Problem statement ->
Find all lines in the records that include the word "such", and copy them out.

Extracted records ->
___

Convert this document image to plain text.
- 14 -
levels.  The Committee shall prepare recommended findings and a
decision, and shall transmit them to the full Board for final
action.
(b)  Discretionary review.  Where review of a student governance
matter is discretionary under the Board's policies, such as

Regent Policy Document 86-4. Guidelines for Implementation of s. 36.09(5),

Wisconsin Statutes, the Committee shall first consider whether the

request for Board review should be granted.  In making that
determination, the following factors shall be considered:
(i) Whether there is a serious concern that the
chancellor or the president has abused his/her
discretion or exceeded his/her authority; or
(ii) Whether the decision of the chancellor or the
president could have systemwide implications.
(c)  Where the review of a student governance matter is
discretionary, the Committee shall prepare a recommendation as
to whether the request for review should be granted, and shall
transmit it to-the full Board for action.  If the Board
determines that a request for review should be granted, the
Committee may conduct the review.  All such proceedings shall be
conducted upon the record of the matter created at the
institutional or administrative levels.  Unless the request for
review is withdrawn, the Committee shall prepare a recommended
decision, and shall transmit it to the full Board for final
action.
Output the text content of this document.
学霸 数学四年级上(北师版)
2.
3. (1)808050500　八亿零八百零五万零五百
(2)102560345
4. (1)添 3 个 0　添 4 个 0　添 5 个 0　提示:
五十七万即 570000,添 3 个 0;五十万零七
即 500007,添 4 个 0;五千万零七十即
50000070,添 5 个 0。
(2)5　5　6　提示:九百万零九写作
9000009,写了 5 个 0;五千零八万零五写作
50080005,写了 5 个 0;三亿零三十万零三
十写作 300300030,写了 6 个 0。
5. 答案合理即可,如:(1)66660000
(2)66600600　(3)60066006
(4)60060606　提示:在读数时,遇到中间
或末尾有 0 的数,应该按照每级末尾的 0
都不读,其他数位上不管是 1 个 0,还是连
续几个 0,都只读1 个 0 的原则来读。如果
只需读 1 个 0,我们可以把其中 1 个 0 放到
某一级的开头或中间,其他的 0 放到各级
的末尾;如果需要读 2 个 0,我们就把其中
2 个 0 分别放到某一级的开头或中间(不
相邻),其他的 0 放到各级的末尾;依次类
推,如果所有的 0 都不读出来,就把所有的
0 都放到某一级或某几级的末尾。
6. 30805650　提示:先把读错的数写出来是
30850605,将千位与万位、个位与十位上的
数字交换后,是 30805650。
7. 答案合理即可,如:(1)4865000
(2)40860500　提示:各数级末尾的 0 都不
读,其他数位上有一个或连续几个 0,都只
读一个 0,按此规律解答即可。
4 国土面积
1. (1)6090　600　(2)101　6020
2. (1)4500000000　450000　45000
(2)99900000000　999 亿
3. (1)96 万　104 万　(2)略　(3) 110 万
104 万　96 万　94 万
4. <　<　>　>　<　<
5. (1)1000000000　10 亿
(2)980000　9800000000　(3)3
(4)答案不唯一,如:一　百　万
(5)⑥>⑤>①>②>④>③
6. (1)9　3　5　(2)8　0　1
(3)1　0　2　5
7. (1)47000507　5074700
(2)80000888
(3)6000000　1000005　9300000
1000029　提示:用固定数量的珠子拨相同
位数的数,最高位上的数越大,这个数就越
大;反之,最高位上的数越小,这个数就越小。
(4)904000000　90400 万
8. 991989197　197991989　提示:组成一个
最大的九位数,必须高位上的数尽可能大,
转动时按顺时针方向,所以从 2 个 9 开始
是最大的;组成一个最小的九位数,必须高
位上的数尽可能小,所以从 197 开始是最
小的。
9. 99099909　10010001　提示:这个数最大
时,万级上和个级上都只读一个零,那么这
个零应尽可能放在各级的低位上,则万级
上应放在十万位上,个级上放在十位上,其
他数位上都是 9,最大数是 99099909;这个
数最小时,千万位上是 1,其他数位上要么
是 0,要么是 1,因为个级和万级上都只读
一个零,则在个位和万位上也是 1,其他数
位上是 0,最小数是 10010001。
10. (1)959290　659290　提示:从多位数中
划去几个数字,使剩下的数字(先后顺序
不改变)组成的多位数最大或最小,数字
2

___

Exercise solution ->
matter is discretionary under the Board's policies, such as
Committee may conduct the review.  All such proceedings shall be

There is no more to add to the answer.